WHAT IS NEEDED
Copy out all the records, word for word.

THE INPUT
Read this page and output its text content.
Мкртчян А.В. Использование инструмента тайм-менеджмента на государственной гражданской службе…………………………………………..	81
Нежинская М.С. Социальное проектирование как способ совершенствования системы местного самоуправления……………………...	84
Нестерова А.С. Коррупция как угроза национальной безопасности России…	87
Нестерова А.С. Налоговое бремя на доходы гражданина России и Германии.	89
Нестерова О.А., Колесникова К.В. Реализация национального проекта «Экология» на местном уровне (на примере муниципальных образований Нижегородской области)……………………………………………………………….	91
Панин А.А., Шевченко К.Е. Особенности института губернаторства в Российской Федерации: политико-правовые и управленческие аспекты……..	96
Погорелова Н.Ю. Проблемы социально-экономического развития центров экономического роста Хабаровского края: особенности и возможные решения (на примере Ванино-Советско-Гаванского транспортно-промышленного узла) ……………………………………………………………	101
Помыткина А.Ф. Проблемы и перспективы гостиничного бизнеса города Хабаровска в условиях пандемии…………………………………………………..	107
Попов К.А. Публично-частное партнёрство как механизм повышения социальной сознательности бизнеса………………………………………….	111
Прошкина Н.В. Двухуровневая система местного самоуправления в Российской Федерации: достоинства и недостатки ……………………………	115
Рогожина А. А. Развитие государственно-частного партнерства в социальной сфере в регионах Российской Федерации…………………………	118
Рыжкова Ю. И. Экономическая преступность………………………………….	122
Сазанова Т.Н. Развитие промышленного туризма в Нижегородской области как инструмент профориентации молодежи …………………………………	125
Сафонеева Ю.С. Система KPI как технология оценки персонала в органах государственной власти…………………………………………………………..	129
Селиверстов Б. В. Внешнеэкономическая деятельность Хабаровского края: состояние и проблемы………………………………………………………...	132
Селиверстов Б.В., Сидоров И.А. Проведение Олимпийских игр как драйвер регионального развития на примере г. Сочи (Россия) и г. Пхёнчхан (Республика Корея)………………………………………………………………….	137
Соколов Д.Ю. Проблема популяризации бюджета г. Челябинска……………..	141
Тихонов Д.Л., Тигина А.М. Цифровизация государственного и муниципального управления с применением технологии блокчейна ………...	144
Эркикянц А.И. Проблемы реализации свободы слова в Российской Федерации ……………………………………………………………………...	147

SOLUTION TO THIS PROBLEM
Read this page and output its text content.
Мкртчян А.В. Использование инструмента тайм-менеджмента на государственной гражданской службе…………………………………………..	81
Нежинская М.С. Социальное проектирование как способ совершенствования системы местного самоуправления……………………...	84
Нестерова А.С. Коррупция как угроза национальной безопасности России…	87
Нестерова А.С. Налоговое бремя на доходы гражданина России и Германии.	89
Нестерова О.А., Колесникова К.В. Реализация национального проекта «Экология» на местном уровне (на примере муниципальных образований Нижегородской области)……………………………………………………………….	91
Панин А.А., Шевченко К.Е. Особенности института губернаторства в Российской Федерации: политико-правовые и управленческие аспекты……..	96
Погорелова Н.Ю. Проблемы социально-экономического развития центров экономического роста Хабаровского края: особенности и возможные решения (на примере Ванино-Советско-Гаванского транспортно-промышленного узла) ……………………………………………………………	101
Помыткина А.Ф. Проблемы и перспективы гостиничного бизнеса города Хабаровска в условиях пандемии…………………………………………………..	107
Попов К.А. Публично-частное партнёрство как механизм повышения социальной сознательности бизнеса………………………………………….	111
Прошкина Н.В. Двухуровневая система местного самоуправления в Российской Федерации: достоинства и недостатки ……………………………	115
Рогожина А. А. Развитие государственно-частного партнерства в социальной сфере в регионах Российской Федерации…………………………	118
Рыжкова Ю. И. Экономическая преступность………………………………….	122
Сазанова Т.Н. Развитие промышленного туризма в Нижегородской области как инструмент профориентации молодежи …………………………………	125
Сафонеева Ю.С. Система KPI как технология оценки персонала в органах государственной власти…………………………………………………………..	129
Селиверстов Б. В. Внешнеэкономическая деятельность Хабаровского края: состояние и проблемы………………………………………………………...	132
Селиверстов Б.В., Сидоров И.А. Проведение Олимпийских игр как драйвер регионального развития на примере г. Сочи (Россия) и г. Пхёнчхан (Республика Корея)………………………………………………………………….	137
Соколов Д.Ю. Проблема популяризации бюджета г. Челябинска……………..	141
Тихонов Д.Л., Тигина А.М. Цифровизация государственного и муниципального управления с применением технологии блокчейна ………...	144
Эркикянц А.И. Проблемы реализации свободы слова в Российской Федерации ……………………………………………………………………...	147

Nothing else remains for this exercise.